* _RECORD EXTRACTS_
/---
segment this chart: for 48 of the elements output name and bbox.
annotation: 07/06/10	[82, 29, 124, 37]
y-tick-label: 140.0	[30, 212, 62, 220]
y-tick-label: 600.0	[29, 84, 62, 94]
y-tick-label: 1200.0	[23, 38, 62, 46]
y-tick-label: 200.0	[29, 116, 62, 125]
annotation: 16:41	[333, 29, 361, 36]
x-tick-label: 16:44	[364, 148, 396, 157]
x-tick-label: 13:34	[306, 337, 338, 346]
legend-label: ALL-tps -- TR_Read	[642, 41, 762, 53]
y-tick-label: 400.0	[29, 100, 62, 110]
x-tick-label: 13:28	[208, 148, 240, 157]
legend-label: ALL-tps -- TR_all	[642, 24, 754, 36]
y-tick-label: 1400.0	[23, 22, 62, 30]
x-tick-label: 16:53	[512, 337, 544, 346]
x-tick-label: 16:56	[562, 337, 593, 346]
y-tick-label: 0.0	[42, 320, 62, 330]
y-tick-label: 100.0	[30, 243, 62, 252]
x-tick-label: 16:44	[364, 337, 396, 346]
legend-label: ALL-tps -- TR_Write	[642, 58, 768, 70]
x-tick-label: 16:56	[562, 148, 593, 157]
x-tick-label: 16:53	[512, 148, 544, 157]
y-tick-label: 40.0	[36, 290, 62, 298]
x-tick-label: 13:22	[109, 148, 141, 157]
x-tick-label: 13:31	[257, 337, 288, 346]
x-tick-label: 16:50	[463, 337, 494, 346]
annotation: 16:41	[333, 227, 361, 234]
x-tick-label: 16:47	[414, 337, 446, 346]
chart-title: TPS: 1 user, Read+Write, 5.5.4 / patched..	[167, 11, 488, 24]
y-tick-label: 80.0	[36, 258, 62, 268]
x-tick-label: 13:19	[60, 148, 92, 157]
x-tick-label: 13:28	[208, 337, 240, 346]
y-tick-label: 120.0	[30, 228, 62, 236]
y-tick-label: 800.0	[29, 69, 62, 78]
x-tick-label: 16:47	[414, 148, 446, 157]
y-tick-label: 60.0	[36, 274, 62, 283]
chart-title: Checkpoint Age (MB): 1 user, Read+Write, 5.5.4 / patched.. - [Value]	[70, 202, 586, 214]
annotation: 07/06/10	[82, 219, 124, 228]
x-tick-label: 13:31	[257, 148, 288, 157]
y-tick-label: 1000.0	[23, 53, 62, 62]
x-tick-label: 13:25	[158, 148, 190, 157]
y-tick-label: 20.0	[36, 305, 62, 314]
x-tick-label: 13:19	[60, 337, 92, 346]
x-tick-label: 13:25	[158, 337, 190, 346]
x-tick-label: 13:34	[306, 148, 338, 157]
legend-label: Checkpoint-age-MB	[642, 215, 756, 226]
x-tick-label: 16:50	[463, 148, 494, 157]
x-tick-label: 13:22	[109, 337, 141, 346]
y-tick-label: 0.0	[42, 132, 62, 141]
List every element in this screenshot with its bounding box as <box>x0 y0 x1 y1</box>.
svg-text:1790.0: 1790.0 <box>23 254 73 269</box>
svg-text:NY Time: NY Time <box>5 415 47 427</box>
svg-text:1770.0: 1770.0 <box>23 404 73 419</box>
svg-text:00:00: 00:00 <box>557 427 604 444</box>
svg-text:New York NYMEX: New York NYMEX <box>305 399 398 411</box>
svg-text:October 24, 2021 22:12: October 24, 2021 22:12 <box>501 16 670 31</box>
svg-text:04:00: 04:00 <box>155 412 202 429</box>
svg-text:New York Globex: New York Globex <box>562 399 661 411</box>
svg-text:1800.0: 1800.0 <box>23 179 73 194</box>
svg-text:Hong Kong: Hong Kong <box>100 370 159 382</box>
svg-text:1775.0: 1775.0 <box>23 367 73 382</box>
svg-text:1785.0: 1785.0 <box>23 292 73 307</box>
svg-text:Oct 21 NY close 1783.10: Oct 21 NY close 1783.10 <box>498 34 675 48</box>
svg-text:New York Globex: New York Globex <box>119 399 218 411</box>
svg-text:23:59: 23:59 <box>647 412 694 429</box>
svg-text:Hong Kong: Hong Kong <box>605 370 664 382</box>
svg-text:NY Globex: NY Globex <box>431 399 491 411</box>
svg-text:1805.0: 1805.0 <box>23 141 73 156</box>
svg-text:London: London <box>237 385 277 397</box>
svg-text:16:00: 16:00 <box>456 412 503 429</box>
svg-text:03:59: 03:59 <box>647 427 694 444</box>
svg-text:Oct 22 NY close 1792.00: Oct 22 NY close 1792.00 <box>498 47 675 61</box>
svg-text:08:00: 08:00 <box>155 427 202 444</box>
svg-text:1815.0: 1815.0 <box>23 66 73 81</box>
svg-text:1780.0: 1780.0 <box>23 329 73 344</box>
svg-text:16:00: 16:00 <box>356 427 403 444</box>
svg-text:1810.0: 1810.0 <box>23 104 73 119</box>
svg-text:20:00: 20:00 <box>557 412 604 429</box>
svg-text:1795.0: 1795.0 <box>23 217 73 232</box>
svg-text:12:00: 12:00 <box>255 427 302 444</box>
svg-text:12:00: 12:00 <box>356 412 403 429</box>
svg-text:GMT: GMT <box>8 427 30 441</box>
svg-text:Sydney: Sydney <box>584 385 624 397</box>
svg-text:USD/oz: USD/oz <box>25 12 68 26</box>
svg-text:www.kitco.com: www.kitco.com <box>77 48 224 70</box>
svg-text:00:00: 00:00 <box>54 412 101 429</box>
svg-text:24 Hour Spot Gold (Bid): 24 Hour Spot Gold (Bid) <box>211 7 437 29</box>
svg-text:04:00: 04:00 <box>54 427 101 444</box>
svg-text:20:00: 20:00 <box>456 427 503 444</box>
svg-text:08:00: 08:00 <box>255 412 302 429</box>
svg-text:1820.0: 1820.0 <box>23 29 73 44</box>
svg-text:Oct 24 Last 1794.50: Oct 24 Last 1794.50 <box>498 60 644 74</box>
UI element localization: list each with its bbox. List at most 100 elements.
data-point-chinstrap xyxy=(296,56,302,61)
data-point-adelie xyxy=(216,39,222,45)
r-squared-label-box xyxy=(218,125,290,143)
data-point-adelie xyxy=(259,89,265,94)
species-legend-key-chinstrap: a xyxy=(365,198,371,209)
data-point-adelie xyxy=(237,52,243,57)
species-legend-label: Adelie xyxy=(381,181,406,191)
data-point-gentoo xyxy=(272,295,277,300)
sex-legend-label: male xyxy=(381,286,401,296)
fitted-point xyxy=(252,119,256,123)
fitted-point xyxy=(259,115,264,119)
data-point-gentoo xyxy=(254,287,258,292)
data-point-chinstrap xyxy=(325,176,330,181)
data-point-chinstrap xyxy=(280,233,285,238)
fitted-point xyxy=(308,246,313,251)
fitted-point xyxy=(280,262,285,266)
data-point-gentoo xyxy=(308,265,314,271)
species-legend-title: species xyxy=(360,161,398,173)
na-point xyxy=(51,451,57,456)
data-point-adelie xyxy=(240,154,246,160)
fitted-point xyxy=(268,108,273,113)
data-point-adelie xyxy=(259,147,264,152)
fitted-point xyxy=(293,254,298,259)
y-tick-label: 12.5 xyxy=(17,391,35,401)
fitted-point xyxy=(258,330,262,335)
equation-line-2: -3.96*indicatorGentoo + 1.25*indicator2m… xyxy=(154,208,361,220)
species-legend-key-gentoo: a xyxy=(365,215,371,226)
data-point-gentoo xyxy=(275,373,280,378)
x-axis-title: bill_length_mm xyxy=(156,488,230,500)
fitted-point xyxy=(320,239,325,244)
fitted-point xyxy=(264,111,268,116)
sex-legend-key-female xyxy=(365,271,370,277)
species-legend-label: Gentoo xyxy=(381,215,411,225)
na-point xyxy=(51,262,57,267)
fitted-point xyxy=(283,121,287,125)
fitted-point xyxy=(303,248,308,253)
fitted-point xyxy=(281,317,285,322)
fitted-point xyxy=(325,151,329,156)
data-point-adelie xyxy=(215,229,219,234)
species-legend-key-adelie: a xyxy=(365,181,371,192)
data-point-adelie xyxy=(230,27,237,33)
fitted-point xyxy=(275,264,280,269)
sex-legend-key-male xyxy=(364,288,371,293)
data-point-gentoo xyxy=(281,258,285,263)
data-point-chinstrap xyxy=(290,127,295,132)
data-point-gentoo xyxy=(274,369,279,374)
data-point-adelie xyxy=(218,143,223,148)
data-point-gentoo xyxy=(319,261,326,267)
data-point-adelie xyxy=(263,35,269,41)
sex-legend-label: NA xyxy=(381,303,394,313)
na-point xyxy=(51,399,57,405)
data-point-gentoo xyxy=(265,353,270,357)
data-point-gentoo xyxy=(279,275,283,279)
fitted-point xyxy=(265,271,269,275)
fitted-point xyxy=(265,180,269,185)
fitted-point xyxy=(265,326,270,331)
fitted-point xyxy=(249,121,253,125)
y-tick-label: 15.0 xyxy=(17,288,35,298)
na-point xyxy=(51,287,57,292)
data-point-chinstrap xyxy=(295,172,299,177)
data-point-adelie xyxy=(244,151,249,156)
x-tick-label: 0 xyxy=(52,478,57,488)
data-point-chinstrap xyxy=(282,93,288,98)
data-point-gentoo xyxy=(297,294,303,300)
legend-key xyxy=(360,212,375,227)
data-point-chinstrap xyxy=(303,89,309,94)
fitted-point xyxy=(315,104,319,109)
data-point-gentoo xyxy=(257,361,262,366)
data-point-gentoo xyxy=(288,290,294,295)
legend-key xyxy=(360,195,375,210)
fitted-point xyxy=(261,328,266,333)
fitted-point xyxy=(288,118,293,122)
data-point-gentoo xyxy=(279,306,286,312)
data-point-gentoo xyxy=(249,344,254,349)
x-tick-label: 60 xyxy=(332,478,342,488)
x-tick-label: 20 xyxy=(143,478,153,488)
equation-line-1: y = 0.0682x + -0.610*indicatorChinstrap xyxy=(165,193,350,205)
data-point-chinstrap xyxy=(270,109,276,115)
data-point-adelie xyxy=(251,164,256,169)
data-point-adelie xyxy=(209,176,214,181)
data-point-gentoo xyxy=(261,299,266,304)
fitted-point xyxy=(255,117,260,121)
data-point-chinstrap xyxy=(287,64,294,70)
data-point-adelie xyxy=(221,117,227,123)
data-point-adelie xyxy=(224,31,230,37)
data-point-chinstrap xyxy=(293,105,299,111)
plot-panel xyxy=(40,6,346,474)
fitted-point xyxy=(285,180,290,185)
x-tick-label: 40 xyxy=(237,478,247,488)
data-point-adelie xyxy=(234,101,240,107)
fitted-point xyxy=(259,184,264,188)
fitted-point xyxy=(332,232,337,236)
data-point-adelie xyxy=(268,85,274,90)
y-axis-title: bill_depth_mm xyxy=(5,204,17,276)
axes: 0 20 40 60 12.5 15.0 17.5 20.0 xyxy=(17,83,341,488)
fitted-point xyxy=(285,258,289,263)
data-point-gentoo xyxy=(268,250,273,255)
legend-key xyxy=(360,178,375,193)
\---
Reproduce the records above verbatim, from their first line through the line containing "215, 756, 226]".

segment this chart: for 48 of the elements output name and bbox.
annotation: 07/06/10	[82, 29, 124, 37]
y-tick-label: 140.0	[30, 212, 62, 220]
y-tick-label: 600.0	[29, 84, 62, 94]
y-tick-label: 1200.0	[23, 38, 62, 46]
y-tick-label: 200.0	[29, 116, 62, 125]
annotation: 16:41	[333, 29, 361, 36]
x-tick-label: 16:44	[364, 148, 396, 157]
x-tick-label: 13:34	[306, 337, 338, 346]
legend-label: ALL-tps -- TR_Read	[642, 41, 762, 53]
y-tick-label: 400.0	[29, 100, 62, 110]
x-tick-label: 13:28	[208, 148, 240, 157]
legend-label: ALL-tps -- TR_all	[642, 24, 754, 36]
y-tick-label: 1400.0	[23, 22, 62, 30]
x-tick-label: 16:53	[512, 337, 544, 346]
x-tick-label: 16:56	[562, 337, 593, 346]
y-tick-label: 0.0	[42, 320, 62, 330]
y-tick-label: 100.0	[30, 243, 62, 252]
x-tick-label: 16:44	[364, 337, 396, 346]
legend-label: ALL-tps -- TR_Write	[642, 58, 768, 70]
x-tick-label: 16:56	[562, 148, 593, 157]
x-tick-label: 16:53	[512, 148, 544, 157]
y-tick-label: 40.0	[36, 290, 62, 298]
x-tick-label: 13:22	[109, 148, 141, 157]
x-tick-label: 13:31	[257, 337, 288, 346]
x-tick-label: 16:50	[463, 337, 494, 346]
annotation: 16:41	[333, 227, 361, 234]
x-tick-label: 16:47	[414, 337, 446, 346]
chart-title: TPS: 1 user, Read+Write, 5.5.4 / patched..	[167, 11, 488, 24]
y-tick-label: 80.0	[36, 258, 62, 268]
x-tick-label: 13:19	[60, 148, 92, 157]
x-tick-label: 13:28	[208, 337, 240, 346]
y-tick-label: 120.0	[30, 228, 62, 236]
y-tick-label: 800.0	[29, 69, 62, 78]
x-tick-label: 16:47	[414, 148, 446, 157]
y-tick-label: 60.0	[36, 274, 62, 283]
chart-title: Checkpoint Age (MB): 1 user, Read+Write, 5.5.4 / patched.. - [Value]	[70, 202, 586, 214]
annotation: 07/06/10	[82, 219, 124, 228]
x-tick-label: 13:31	[257, 148, 288, 157]
y-tick-label: 1000.0	[23, 53, 62, 62]
x-tick-label: 13:25	[158, 148, 190, 157]
y-tick-label: 20.0	[36, 305, 62, 314]
x-tick-label: 13:19	[60, 337, 92, 346]
x-tick-label: 13:25	[158, 337, 190, 346]
x-tick-label: 13:34	[306, 148, 338, 157]
legend-label: Checkpoint-age-MB	[642, 215, 756, 226]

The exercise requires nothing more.